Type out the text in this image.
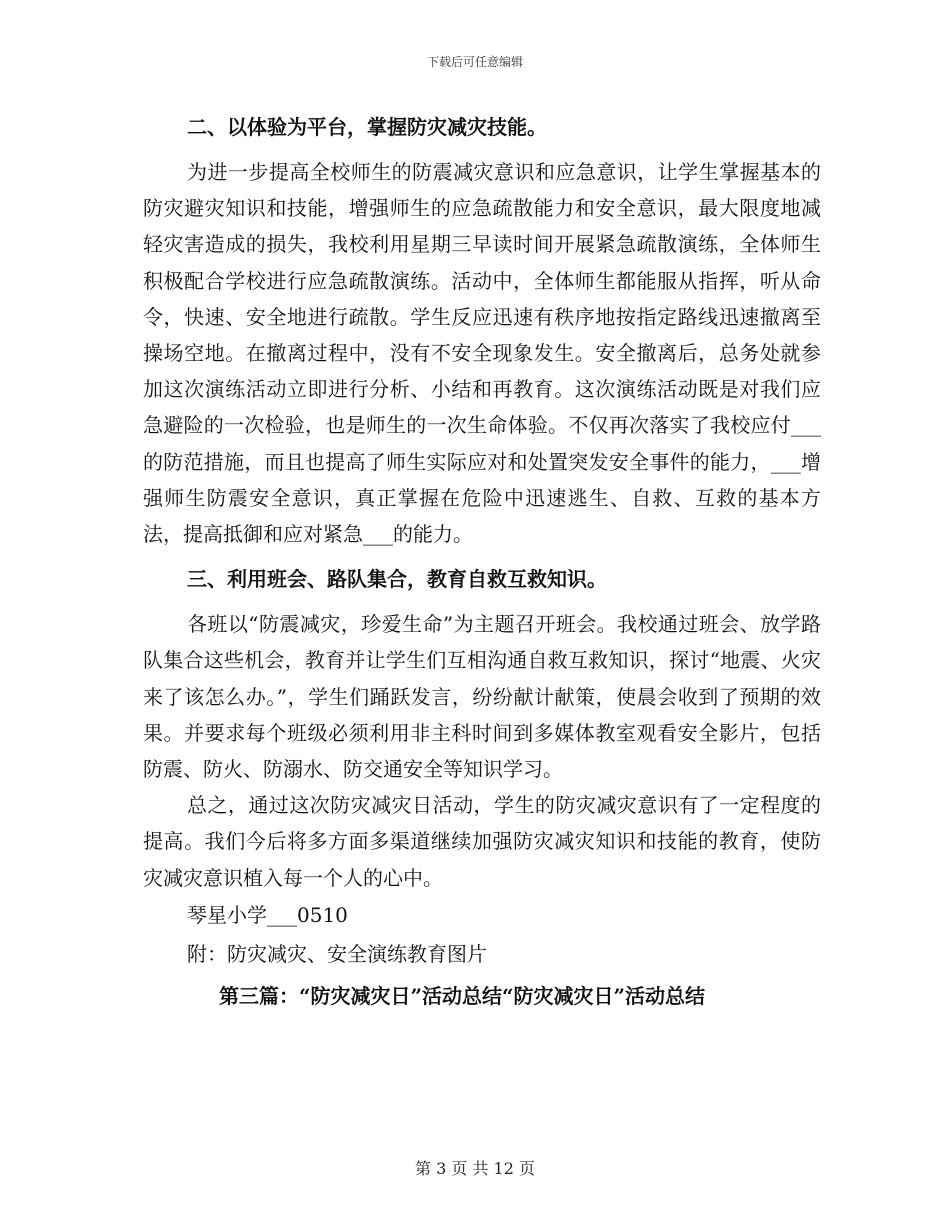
下载后可任意编辑

二、以体验为平台，掌握防灾减灾技能。

为进一步提高全校师生的防震减灾意识和应急意识，让学生掌握基本的防灾避灾知识和技能，增强师生的应急疏散能力和安全意识，最大限度地减轻灾害造成的损失，我校利用星期三早读时间开展紧急疏散演练，全体师生积极配合学校进行应急疏散演练。活动中，全体师生都能服从指挥，听从命令，快速、安全地进行疏散。学生反应迅速有秩序地按指定路线迅速撤离至操场空地。在撤离过程中，没有不安全现象发生。安全撤离后，总务处就参加这次演练活动立即进行分析、小结和再教育。这次演练活动既是对我们应急避险的一次检验，也是师生的一次生命体验。不仅再次落实了我校应付___的防范措施，而且也提高了师生实际应对和处置突发安全事件的能力，___增强师生防震安全意识，真正掌握在危险中迅速逃生、自救、互救的基本方法，提高抵御和应对紧急___的能力。

三、利用班会、路队集合，教育自救互救知识。

各班以“防震减灾，珍爱生命”为主题召开班会。我校通过班会、放学路队集合这些机会，教育并让学生们互相沟通自救互救知识，探讨“地震、火灾来了该怎么办。”，学生们踊跃发言，纷纷献计献策，使晨会收到了预期的效果。并要求每个班级必须利用非主科时间到多媒体教室观看安全影片，包括防震、防火、防溺水、防交通安全等知识学习。

总之，通过这次防灾减灾日活动，学生的防灾减灾意识有了一定程度的提高。我们今后将多方面多渠道继续加强防灾减灾知识和技能的教育，使防灾减灾意识植入每一个人的心中。

琴星小学___0510

附：防灾减灾、安全演练教育图片

第三篇：“防灾减灾日”活动总结“防灾减灾日”活动总结

第 3 页 共 12 页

- EXERCISE -
Quote everything in the listing above exactly; pictures are the only thing to omit.

- WORKED ANSWER -
Type out the text in this image.
下载后可任意编辑

二、以体验为平台，掌握防灾减灾技能。

为进一步提高全校师生的防震减灾意识和应急意识，让学生掌握基本的防灾避灾知识和技能，增强师生的应急疏散能力和安全意识，最大限度地减轻灾害造成的损失，我校利用星期三早读时间开展紧急疏散演练，全体师生积极配合学校进行应急疏散演练。活动中，全体师生都能服从指挥，听从命令，快速、安全地进行疏散。学生反应迅速有秩序地按指定路线迅速撤离至操场空地。在撤离过程中，没有不安全现象发生。安全撤离后，总务处就参加这次演练活动立即进行分析、小结和再教育。这次演练活动既是对我们应急避险的一次检验，也是师生的一次生命体验。不仅再次落实了我校应付___的防范措施，而且也提高了师生实际应对和处置突发安全事件的能力，___增强师生防震安全意识，真正掌握在危险中迅速逃生、自救、互救的基本方法，提高抵御和应对紧急___的能力。

三、利用班会、路队集合，教育自救互救知识。

各班以“防震减灾，珍爱生命”为主题召开班会。我校通过班会、放学路队集合这些机会，教育并让学生们互相沟通自救互救知识，探讨“地震、火灾来了该怎么办。”，学生们踊跃发言，纷纷献计献策，使晨会收到了预期的效果。并要求每个班级必须利用非主科时间到多媒体教室观看安全影片，包括防震、防火、防溺水、防交通安全等知识学习。

总之，通过这次防灾减灾日活动，学生的防灾减灾意识有了一定程度的提高。我们今后将多方面多渠道继续加强防灾减灾知识和技能的教育，使防灾减灾意识植入每一个人的心中。

琴星小学___0510

附：防灾减灾、安全演练教育图片

第三篇：“防灾减灾日”活动总结“防灾减灾日”活动总结

第 3 页 共 12 页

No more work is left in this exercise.